■ **Records provided**

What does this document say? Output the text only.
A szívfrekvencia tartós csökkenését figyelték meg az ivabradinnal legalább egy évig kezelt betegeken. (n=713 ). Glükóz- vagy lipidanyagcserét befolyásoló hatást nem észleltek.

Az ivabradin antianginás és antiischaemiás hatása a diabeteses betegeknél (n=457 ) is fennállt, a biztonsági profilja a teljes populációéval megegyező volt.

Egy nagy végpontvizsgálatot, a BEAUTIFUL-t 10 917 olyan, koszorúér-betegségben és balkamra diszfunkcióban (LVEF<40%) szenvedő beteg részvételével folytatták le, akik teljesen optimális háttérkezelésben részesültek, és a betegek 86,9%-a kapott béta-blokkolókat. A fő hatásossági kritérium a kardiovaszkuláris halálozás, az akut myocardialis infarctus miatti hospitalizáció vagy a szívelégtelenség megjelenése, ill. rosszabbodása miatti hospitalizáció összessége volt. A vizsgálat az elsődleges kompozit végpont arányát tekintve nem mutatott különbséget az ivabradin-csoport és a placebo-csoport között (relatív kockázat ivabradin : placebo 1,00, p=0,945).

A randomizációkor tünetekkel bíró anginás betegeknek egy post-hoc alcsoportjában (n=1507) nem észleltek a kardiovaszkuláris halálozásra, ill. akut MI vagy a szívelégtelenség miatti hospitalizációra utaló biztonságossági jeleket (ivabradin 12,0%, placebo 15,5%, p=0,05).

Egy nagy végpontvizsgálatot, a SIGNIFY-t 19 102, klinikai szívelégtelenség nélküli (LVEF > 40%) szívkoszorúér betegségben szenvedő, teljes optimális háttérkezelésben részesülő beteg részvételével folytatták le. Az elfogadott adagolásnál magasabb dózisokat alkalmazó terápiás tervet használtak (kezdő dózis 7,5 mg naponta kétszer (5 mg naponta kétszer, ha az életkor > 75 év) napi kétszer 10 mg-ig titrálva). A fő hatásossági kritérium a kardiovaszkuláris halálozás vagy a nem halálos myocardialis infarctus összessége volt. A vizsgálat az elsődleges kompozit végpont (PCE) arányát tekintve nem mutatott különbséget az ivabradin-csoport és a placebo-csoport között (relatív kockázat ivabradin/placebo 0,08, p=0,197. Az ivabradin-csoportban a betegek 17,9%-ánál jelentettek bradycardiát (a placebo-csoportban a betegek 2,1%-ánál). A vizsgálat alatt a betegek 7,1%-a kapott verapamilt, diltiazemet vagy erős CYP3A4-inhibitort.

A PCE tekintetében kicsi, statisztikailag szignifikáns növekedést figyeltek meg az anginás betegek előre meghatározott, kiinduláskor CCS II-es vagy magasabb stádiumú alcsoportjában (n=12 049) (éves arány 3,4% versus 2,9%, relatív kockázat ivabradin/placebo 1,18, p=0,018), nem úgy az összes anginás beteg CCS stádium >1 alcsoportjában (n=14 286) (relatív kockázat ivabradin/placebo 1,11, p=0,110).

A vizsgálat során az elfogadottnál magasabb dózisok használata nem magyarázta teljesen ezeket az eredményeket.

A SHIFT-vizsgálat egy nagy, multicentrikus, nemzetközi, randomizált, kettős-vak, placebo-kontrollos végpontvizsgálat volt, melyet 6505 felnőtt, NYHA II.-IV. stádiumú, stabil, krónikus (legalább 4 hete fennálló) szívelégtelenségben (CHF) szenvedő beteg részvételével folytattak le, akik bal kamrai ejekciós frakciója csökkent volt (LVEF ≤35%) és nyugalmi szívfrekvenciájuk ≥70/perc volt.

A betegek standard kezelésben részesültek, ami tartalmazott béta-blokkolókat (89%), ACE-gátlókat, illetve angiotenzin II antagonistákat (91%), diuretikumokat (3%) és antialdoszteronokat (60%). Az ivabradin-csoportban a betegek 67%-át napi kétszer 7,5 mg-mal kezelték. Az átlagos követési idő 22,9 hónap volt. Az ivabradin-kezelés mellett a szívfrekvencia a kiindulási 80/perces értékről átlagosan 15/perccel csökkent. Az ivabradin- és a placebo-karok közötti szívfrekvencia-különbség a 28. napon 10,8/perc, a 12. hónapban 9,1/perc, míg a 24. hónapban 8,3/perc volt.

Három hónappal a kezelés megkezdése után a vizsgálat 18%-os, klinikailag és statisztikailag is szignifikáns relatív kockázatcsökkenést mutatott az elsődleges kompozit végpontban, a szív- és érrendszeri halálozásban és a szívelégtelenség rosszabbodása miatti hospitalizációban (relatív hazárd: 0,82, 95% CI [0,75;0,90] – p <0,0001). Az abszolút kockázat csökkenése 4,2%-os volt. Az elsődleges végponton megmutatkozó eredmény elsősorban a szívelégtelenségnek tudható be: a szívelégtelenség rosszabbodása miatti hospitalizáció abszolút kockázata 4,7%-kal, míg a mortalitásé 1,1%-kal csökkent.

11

■ **Task brief**
Exactly as written above, please repeat the entries.

■ **Solution to the exercise**
What does this document say? Output the text only.
A szívfrekvencia tartós csökkenését figyelték meg az ivabradinnal legalább egy évig kezelt betegeken. (n=713 ). Glükóz- vagy lipidanyagcserét befolyásoló hatást nem észleltek.

Az ivabradin antianginás és antiischaemiás hatása a diabeteses betegeknél (n=457 ) is fennállt, a biztonsági profilja a teljes populációéval megegyező volt.

Egy nagy végpontvizsgálatot, a BEAUTIFUL-t 10 917 olyan, koszorúér-betegségben és balkamra diszfunkcióban (LVEF<40%) szenvedő beteg részvételével folytatták le, akik teljesen optimális háttérkezelésben részesültek, és a betegek 86,9%-a kapott béta-blokkolókat. A fő hatásossági kritérium a kardiovaszkuláris halálozás, az akut myocardialis infarctus miatti hospitalizáció vagy a szívelégtelenség megjelenése, ill. rosszabbodása miatti hospitalizáció összessége volt. A vizsgálat az elsődleges kompozit végpont arányát tekintve nem mutatott különbséget az ivabradin-csoport és a placebo-csoport között (relatív kockázat ivabradin : placebo 1,00, p=0,945).

A randomizációkor tünetekkel bíró anginás betegeknek egy post-hoc alcsoportjában (n=1507) nem észleltek a kardiovaszkuláris halálozásra, ill. akut MI vagy a szívelégtelenség miatti hospitalizációra utaló biztonságossági jeleket (ivabradin 12,0%, placebo 15,5%, p=0,05).

Egy nagy végpontvizsgálatot, a SIGNIFY-t 19 102, klinikai szívelégtelenség nélküli (LVEF > 40%) szívkoszorúér betegségben szenvedő, teljes optimális háttérkezelésben részesülő beteg részvételével folytatták le. Az elfogadott adagolásnál magasabb dózisokat alkalmazó terápiás tervet használtak (kezdő dózis 7,5 mg naponta kétszer (5 mg naponta kétszer, ha az életkor > 75 év) napi kétszer 10 mg-ig titrálva). A fő hatásossági kritérium a kardiovaszkuláris halálozás vagy a nem halálos myocardialis infarctus összessége volt. A vizsgálat az elsődleges kompozit végpont (PCE) arányát tekintve nem mutatott különbséget az ivabradin-csoport és a placebo-csoport között (relatív kockázat ivabradin/placebo 0,08, p=0,197. Az ivabradin-csoportban a betegek 17,9%-ánál jelentettek bradycardiát (a placebo-csoportban a betegek 2,1%-ánál). A vizsgálat alatt a betegek 7,1%-a kapott verapamilt, diltiazemet vagy erős CYP3A4-inhibitort.

A PCE tekintetében kicsi, statisztikailag szignifikáns növekedést figyeltek meg az anginás betegek előre meghatározott, kiinduláskor CCS II-es vagy magasabb stádiumú alcsoportjában (n=12 049) (éves arány 3,4% versus 2,9%, relatív kockázat ivabradin/placebo 1,18, p=0,018), nem úgy az összes anginás beteg CCS stádium >1 alcsoportjában (n=14 286) (relatív kockázat ivabradin/placebo 1,11, p=0,110).

A vizsgálat során az elfogadottnál magasabb dózisok használata nem magyarázta teljesen ezeket az eredményeket.

A SHIFT-vizsgálat egy nagy, multicentrikus, nemzetközi, randomizált, kettős-vak, placebo-kontrollos végpontvizsgálat volt, melyet 6505 felnőtt, NYHA II.-IV. stádiumú, stabil, krónikus (legalább 4 hete fennálló) szívelégtelenségben (CHF) szenvedő beteg részvételével folytattak le, akik bal kamrai ejekciós frakciója csökkent volt (LVEF ≤35%) és nyugalmi szívfrekvenciájuk ≥70/perc volt.

A betegek standard kezelésben részesültek, ami tartalmazott béta-blokkolókat (89%), ACE-gátlókat, illetve angiotenzin II antagonistákat (91%), diuretikumokat (3%) és antialdoszteronokat (60%). Az ivabradin-csoportban a betegek 67%-át napi kétszer 7,5 mg-mal kezelték. Az átlagos követési idő 22,9 hónap volt. Az ivabradin-kezelés mellett a szívfrekvencia a kiindulási 80/perces értékről átlagosan 15/perccel csökkent. Az ivabradin- és a placebo-karok közötti szívfrekvencia-különbség a 28. napon 10,8/perc, a 12. hónapban 9,1/perc, míg a 24. hónapban 8,3/perc volt.

Három hónappal a kezelés megkezdése után a vizsgálat 18%-os, klinikailag és statisztikailag is szignifikáns relatív kockázatcsökkenést mutatott az elsődleges kompozit végpontban, a szív- és érrendszeri halálozásban és a szívelégtelenség rosszabbodása miatti hospitalizációban (relatív hazárd: 0,82, 95% CI [0,75;0,90] – p <0,0001). Az abszolút kockázat csökkenése 4,2%-os volt. Az elsődleges végponton megmutatkozó eredmény elsősorban a szívelégtelenségnek tudható be: a szívelégtelenség rosszabbodása miatti hospitalizáció abszolút kockázata 4,7%-kal, míg a mortalitásé 1,1%-kal csökkent.

11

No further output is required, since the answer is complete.